— Start DATA FOR THE TASK —

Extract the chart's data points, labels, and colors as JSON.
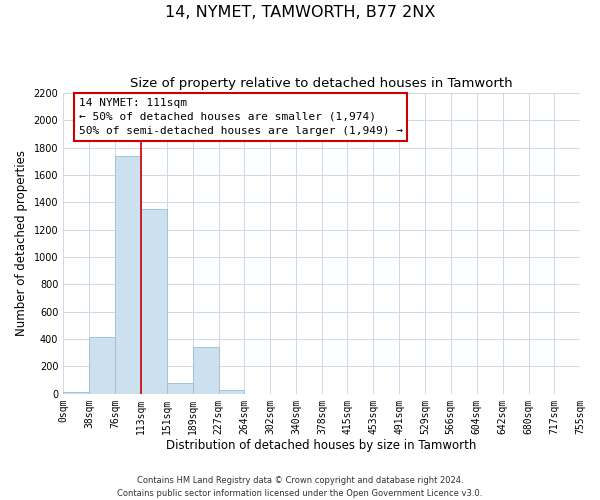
{
  "title": "14, NYMET, TAMWORTH, B77 2NX",
  "subtitle": "Size of property relative to detached houses in Tamworth",
  "xlabel": "Distribution of detached houses by size in Tamworth",
  "ylabel": "Number of detached properties",
  "bar_edges": [
    0,
    38,
    76,
    113,
    151,
    189,
    227,
    264,
    302,
    340,
    378,
    415,
    453,
    491,
    529,
    566,
    604,
    642,
    680,
    717,
    755
  ],
  "bar_values": [
    15,
    415,
    1740,
    1350,
    80,
    340,
    25,
    0,
    0,
    0,
    0,
    0,
    0,
    0,
    0,
    0,
    0,
    0,
    0,
    0
  ],
  "bar_color": "#cce0f0",
  "bar_edgecolor": "#9bbdd4",
  "vertical_line_x": 113,
  "vertical_line_color": "#cc0000",
  "ylim": [
    0,
    2200
  ],
  "yticks": [
    0,
    200,
    400,
    600,
    800,
    1000,
    1200,
    1400,
    1600,
    1800,
    2000,
    2200
  ],
  "annotation_title": "14 NYMET: 111sqm",
  "annotation_line1": "← 50% of detached houses are smaller (1,974)",
  "annotation_line2": "50% of semi-detached houses are larger (1,949) →",
  "annotation_box_color": "#ffffff",
  "annotation_box_edgecolor": "#cc0000",
  "footnote1": "Contains HM Land Registry data © Crown copyright and database right 2024.",
  "footnote2": "Contains public sector information licensed under the Open Government Licence v3.0.",
  "background_color": "#ffffff",
  "grid_color": "#ccd9e8",
  "title_fontsize": 11.5,
  "subtitle_fontsize": 9.5,
  "tick_fontsize": 7,
  "axis_label_fontsize": 8.5
}
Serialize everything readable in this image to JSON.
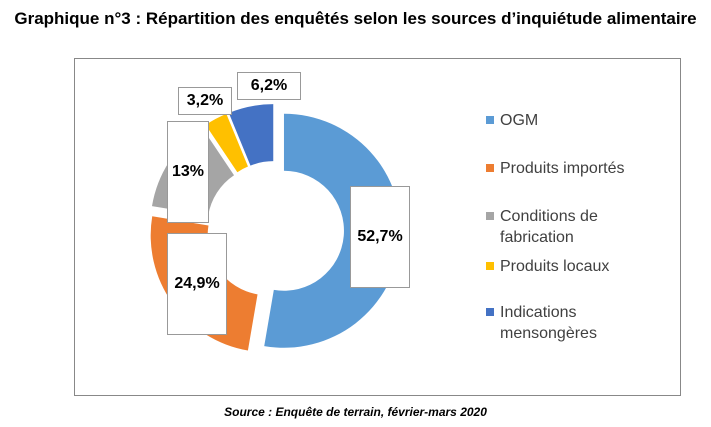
{
  "title": "Graphique n°3 : Répartition des enquêtés selon les sources d’inquiétude alimentaire",
  "source": "Source : Enquête de terrain, février-mars 2020",
  "chart_data": {
    "type": "pie",
    "donut": true,
    "categories": [
      "OGM",
      "Produits importés",
      "Conditions de fabrication",
      "Produits locaux",
      "Indications mensongères"
    ],
    "values": [
      52.7,
      24.9,
      13,
      3.2,
      6.2
    ],
    "data_labels": [
      "52,7%",
      "24,9%",
      "13%",
      "3,2%",
      "6,2%"
    ],
    "colors": [
      "#5b9bd5",
      "#ed7d31",
      "#a5a5a5",
      "#ffc000",
      "#4472c4"
    ],
    "legend": "right",
    "title": "Graphique n°3 : Répartition des enquêtés selon les sources d’inquiétude alimentaire"
  }
}
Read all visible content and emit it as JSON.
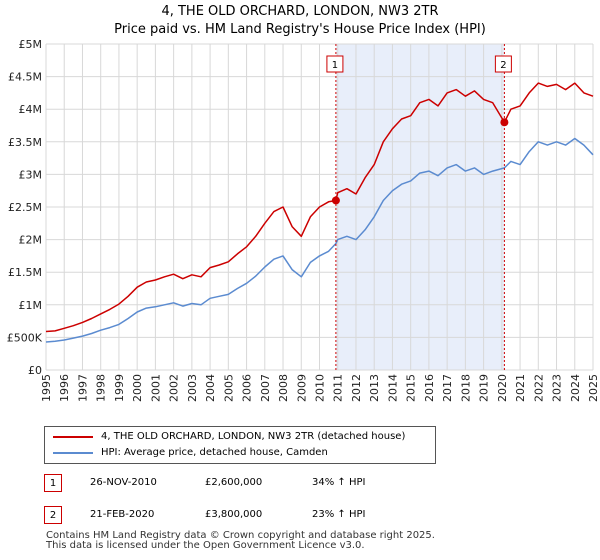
{
  "title_line1": "4, THE OLD ORCHARD, LONDON, NW3 2TR",
  "title_line2": "Price paid vs. HM Land Registry's House Price Index (HPI)",
  "chart_data": {
    "type": "line",
    "xlim": [
      1995,
      2025
    ],
    "ylim": [
      0,
      5000000
    ],
    "y_ticks": [
      0,
      500000,
      1000000,
      1500000,
      2000000,
      2500000,
      3000000,
      3500000,
      4000000,
      4500000,
      5000000
    ],
    "y_tick_labels": [
      "£0",
      "£500K",
      "£1M",
      "£1.5M",
      "£2M",
      "£2.5M",
      "£3M",
      "£3.5M",
      "£4M",
      "£4.5M",
      "£5M"
    ],
    "x_ticks": [
      1995,
      1996,
      1997,
      1998,
      1999,
      2000,
      2001,
      2002,
      2003,
      2004,
      2005,
      2006,
      2007,
      2008,
      2009,
      2010,
      2011,
      2012,
      2013,
      2014,
      2015,
      2016,
      2017,
      2018,
      2019,
      2020,
      2021,
      2022,
      2023,
      2024,
      2025
    ],
    "x_tick_labels": [
      "1995",
      "1996",
      "1997",
      "1998",
      "1999",
      "2000",
      "2001",
      "2002",
      "2003",
      "2004",
      "2005",
      "2006",
      "2007",
      "2008",
      "2009",
      "2010",
      "2011",
      "2012",
      "2013",
      "2014",
      "2015",
      "2016",
      "2017",
      "2018",
      "2019",
      "2020",
      "2021",
      "2022",
      "2023",
      "2024",
      "2025"
    ],
    "grid": true,
    "shaded_region": [
      2010.9,
      2020.14
    ],
    "series": [
      {
        "name": "4, THE OLD ORCHARD, LONDON, NW3 2TR (detached house)",
        "color": "#cc0000",
        "x": [
          1995,
          1995.5,
          1996,
          1996.5,
          1997,
          1997.5,
          1998,
          1998.5,
          1999,
          1999.5,
          2000,
          2000.5,
          2001,
          2001.5,
          2002,
          2002.5,
          2003,
          2003.5,
          2004,
          2004.5,
          2005,
          2005.5,
          2006,
          2006.5,
          2007,
          2007.5,
          2008,
          2008.5,
          2009,
          2009.5,
          2010,
          2010.5,
          2010.9,
          2011,
          2011.5,
          2012,
          2012.5,
          2013,
          2013.5,
          2014,
          2014.5,
          2015,
          2015.5,
          2016,
          2016.5,
          2017,
          2017.5,
          2018,
          2018.5,
          2019,
          2019.5,
          2020.14,
          2020.5,
          2021,
          2021.5,
          2022,
          2022.5,
          2023,
          2023.5,
          2024,
          2024.5,
          2025
        ],
        "y": [
          590000,
          600000,
          640000,
          680000,
          730000,
          790000,
          860000,
          930000,
          1010000,
          1130000,
          1270000,
          1350000,
          1380000,
          1430000,
          1470000,
          1400000,
          1460000,
          1430000,
          1570000,
          1610000,
          1660000,
          1780000,
          1890000,
          2050000,
          2250000,
          2430000,
          2500000,
          2200000,
          2050000,
          2350000,
          2500000,
          2580000,
          2600000,
          2720000,
          2780000,
          2700000,
          2950000,
          3150000,
          3500000,
          3700000,
          3850000,
          3900000,
          4100000,
          4150000,
          4050000,
          4250000,
          4300000,
          4200000,
          4280000,
          4150000,
          4100000,
          3800000,
          4000000,
          4050000,
          4250000,
          4400000,
          4350000,
          4380000,
          4300000,
          4400000,
          4250000,
          4200000
        ]
      },
      {
        "name": "HPI: Average price, detached house, Camden",
        "color": "#5b8bd0",
        "x": [
          1995,
          1995.5,
          1996,
          1996.5,
          1997,
          1997.5,
          1998,
          1998.5,
          1999,
          1999.5,
          2000,
          2000.5,
          2001,
          2001.5,
          2002,
          2002.5,
          2003,
          2003.5,
          2004,
          2004.5,
          2005,
          2005.5,
          2006,
          2006.5,
          2007,
          2007.5,
          2008,
          2008.5,
          2009,
          2009.5,
          2010,
          2010.5,
          2010.9,
          2011,
          2011.5,
          2012,
          2012.5,
          2013,
          2013.5,
          2014,
          2014.5,
          2015,
          2015.5,
          2016,
          2016.5,
          2017,
          2017.5,
          2018,
          2018.5,
          2019,
          2019.5,
          2020.14,
          2020.5,
          2021,
          2021.5,
          2022,
          2022.5,
          2023,
          2023.5,
          2024,
          2024.5,
          2025
        ],
        "y": [
          430000,
          440000,
          460000,
          490000,
          520000,
          560000,
          610000,
          650000,
          700000,
          790000,
          890000,
          950000,
          970000,
          1000000,
          1030000,
          980000,
          1020000,
          1000000,
          1100000,
          1130000,
          1160000,
          1250000,
          1330000,
          1440000,
          1580000,
          1700000,
          1750000,
          1540000,
          1430000,
          1650000,
          1750000,
          1820000,
          1940000,
          2000000,
          2050000,
          2000000,
          2150000,
          2350000,
          2600000,
          2750000,
          2850000,
          2900000,
          3020000,
          3050000,
          2980000,
          3100000,
          3150000,
          3050000,
          3100000,
          3000000,
          3050000,
          3100000,
          3200000,
          3150000,
          3350000,
          3500000,
          3450000,
          3500000,
          3450000,
          3550000,
          3450000,
          3300000
        ]
      }
    ],
    "annotations": [
      {
        "label": "1",
        "x": 2010.9,
        "y": 2600000
      },
      {
        "label": "2",
        "x": 2020.14,
        "y": 3800000
      }
    ]
  },
  "legend": {
    "items": [
      {
        "label": "4, THE OLD ORCHARD, LONDON, NW3 2TR (detached house)",
        "color": "#cc0000"
      },
      {
        "label": "HPI: Average price, detached house, Camden",
        "color": "#5b8bd0"
      }
    ]
  },
  "transactions": [
    {
      "num": "1",
      "date": "26-NOV-2010",
      "price": "£2,600,000",
      "hpi": "34% ↑ HPI"
    },
    {
      "num": "2",
      "date": "21-FEB-2020",
      "price": "£3,800,000",
      "hpi": "23% ↑ HPI"
    }
  ],
  "footer_line1": "Contains HM Land Registry data © Crown copyright and database right 2025.",
  "footer_line2": "This data is licensed under the Open Government Licence v3.0."
}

— End DATA FOR THE TASK —

### DO THIS
State how many lines of the records hold the string "NYMET", and nothing else.

### SOLUTION FOR THIS TASK
2